SOURCE MATERIAL
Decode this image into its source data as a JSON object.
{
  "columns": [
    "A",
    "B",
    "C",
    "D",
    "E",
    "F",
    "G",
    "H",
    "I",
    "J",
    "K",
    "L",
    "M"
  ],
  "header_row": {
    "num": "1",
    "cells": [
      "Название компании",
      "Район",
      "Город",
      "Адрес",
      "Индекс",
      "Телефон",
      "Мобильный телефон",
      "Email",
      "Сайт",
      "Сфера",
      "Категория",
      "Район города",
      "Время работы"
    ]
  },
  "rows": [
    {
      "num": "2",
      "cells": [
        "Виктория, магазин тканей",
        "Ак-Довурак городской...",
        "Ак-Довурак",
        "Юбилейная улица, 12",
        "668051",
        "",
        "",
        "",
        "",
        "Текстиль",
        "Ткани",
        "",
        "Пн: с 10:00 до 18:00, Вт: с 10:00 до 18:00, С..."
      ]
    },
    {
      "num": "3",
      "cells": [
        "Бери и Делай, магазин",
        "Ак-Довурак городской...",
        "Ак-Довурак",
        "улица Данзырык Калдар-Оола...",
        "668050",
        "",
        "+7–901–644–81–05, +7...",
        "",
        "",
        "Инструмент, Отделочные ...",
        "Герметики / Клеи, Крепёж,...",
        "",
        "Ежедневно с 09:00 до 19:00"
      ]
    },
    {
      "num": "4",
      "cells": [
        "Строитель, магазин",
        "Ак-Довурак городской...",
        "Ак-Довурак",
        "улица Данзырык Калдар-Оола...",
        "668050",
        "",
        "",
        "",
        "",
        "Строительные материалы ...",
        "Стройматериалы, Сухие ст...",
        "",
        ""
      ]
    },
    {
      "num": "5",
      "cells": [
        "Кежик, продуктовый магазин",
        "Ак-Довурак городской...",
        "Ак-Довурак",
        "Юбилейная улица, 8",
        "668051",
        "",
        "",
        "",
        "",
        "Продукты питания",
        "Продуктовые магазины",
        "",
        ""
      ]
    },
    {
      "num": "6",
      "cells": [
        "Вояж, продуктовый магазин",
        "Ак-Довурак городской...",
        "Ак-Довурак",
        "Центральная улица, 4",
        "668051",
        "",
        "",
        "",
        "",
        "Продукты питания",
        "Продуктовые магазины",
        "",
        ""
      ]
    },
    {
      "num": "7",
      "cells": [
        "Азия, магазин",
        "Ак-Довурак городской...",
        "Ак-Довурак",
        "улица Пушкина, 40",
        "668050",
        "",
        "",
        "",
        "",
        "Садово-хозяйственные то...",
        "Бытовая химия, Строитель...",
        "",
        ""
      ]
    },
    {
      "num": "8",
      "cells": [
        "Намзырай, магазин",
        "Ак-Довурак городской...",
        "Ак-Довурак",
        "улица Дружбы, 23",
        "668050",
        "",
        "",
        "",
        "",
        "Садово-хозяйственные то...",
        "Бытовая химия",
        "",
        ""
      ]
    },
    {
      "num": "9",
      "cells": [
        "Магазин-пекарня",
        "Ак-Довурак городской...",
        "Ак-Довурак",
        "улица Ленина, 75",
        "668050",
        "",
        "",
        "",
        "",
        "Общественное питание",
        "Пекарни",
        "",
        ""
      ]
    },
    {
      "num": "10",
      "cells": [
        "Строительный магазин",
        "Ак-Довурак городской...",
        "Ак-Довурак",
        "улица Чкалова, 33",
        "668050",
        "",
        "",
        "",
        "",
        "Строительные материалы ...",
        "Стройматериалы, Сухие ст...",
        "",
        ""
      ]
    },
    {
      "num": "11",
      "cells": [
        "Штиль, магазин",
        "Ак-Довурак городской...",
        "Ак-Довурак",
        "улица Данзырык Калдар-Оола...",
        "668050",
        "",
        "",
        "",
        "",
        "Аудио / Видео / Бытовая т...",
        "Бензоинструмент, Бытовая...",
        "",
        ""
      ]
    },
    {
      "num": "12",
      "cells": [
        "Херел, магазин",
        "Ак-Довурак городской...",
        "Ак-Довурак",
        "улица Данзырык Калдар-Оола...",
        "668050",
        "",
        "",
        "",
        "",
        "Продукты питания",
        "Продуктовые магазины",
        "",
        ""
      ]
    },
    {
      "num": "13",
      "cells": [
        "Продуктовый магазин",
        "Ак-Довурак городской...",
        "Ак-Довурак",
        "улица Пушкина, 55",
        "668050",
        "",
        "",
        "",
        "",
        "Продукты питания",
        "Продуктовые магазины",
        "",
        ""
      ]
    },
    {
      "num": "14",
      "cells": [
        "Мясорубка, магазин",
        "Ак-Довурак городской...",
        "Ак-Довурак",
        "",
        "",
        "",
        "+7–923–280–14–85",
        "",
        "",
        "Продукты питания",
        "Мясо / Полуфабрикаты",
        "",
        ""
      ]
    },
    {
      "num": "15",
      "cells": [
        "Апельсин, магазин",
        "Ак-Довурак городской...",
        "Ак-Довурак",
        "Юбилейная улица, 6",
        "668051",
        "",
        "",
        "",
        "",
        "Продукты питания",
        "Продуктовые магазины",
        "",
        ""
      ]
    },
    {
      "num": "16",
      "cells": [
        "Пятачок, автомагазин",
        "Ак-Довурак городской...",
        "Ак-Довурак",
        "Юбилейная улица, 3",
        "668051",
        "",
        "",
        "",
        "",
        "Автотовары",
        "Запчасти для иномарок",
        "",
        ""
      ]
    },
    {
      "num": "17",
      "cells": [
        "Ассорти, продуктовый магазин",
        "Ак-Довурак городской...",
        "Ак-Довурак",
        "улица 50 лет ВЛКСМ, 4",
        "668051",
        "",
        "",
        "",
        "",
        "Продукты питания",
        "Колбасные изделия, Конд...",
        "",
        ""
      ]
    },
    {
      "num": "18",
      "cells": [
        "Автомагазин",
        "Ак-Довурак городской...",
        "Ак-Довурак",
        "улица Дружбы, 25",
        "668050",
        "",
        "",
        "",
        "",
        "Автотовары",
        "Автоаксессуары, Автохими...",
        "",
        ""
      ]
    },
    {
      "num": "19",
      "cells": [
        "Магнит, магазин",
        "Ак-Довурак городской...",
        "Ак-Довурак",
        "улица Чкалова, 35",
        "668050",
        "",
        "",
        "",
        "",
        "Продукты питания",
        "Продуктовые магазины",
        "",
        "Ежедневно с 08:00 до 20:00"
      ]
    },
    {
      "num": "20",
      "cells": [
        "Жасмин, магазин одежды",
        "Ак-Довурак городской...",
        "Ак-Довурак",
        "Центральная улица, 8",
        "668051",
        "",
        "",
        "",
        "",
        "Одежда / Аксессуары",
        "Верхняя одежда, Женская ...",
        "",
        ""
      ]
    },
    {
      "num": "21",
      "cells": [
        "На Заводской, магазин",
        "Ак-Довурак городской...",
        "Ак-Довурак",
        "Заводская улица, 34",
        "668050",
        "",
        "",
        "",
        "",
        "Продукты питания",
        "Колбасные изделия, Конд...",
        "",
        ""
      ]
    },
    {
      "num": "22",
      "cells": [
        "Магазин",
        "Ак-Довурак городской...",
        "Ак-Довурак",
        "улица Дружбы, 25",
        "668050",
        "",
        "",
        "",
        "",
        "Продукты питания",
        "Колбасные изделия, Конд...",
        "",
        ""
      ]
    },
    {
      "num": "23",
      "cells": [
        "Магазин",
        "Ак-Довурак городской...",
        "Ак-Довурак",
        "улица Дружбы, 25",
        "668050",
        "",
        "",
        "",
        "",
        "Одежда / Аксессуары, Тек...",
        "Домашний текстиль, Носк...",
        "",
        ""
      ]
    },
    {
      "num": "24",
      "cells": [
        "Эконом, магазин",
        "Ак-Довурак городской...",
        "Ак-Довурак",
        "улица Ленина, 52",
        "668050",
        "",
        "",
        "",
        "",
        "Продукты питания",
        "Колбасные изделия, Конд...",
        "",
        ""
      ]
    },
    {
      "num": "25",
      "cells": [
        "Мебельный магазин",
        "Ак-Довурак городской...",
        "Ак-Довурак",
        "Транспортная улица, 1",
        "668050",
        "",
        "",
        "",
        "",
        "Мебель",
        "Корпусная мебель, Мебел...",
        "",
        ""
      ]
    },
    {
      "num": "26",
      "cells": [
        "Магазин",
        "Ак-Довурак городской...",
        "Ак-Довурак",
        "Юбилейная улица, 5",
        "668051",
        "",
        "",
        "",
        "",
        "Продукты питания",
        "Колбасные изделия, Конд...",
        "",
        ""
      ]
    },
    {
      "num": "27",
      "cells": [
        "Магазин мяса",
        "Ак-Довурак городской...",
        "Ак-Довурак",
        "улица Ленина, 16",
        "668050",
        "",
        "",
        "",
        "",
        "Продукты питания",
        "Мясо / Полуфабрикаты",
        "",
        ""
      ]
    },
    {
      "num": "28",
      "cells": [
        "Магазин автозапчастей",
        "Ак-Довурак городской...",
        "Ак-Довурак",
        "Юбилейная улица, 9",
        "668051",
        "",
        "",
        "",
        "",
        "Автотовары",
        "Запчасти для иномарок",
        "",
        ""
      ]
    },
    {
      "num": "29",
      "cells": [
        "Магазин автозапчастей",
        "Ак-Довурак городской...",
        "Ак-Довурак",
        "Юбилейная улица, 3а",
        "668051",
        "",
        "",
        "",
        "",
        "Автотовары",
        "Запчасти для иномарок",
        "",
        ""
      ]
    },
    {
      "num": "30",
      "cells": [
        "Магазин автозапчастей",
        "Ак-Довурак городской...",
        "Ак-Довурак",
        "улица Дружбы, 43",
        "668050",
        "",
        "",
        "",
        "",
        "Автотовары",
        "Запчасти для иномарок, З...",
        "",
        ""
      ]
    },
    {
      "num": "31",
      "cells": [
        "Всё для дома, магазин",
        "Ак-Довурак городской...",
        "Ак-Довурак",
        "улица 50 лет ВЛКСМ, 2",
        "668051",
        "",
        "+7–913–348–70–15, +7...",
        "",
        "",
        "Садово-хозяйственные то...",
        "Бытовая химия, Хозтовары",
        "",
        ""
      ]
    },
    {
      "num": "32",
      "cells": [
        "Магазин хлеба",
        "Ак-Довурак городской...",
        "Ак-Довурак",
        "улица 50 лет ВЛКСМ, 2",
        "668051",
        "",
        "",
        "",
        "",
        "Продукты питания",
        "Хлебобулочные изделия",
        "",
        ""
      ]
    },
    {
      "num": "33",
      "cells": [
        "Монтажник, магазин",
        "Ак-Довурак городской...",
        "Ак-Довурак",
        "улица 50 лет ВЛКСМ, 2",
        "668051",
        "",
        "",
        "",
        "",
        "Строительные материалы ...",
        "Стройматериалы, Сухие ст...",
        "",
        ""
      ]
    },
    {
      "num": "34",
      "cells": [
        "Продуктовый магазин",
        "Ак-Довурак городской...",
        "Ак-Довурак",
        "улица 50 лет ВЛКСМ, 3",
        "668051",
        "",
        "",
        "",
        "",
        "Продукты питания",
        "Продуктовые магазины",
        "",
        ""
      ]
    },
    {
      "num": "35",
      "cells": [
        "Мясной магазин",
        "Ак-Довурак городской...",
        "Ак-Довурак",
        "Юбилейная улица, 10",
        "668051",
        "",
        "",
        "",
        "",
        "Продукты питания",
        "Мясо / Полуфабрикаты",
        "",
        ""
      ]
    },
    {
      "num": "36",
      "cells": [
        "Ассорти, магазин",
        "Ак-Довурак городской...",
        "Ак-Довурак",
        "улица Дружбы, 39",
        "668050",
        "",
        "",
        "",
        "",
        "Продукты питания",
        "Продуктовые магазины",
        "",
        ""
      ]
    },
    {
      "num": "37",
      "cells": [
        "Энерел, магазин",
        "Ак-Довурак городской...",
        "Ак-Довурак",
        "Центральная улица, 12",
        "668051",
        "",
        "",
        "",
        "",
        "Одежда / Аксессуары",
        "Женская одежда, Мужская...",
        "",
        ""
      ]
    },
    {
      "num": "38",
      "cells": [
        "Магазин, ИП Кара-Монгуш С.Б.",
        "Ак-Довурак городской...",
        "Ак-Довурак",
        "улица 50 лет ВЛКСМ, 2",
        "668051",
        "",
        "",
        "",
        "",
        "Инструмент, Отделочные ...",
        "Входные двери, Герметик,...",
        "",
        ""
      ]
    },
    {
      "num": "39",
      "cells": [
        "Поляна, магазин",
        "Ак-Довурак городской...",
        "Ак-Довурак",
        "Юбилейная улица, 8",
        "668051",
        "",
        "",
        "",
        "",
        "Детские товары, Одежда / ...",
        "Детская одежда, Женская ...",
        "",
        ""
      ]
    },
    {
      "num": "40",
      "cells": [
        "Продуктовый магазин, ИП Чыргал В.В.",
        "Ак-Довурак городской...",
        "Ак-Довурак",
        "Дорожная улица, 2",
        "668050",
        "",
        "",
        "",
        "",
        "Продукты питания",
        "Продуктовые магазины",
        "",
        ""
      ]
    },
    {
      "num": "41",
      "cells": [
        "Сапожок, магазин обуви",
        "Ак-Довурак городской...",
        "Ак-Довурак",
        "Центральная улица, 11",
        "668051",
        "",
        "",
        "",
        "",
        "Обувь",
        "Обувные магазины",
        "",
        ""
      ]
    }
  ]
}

DIRECTIVE
From the records, copy every line that has the string "Бытовая" in it.

FULL OUTPUT
        "Бытовая химия, Строитель...",
        "Бытовая химия",
        "Аудио / Видео / Бытовая т...",
        "Бензоинструмент, Бытовая...",
        "Бытовая химия, Хозтовары",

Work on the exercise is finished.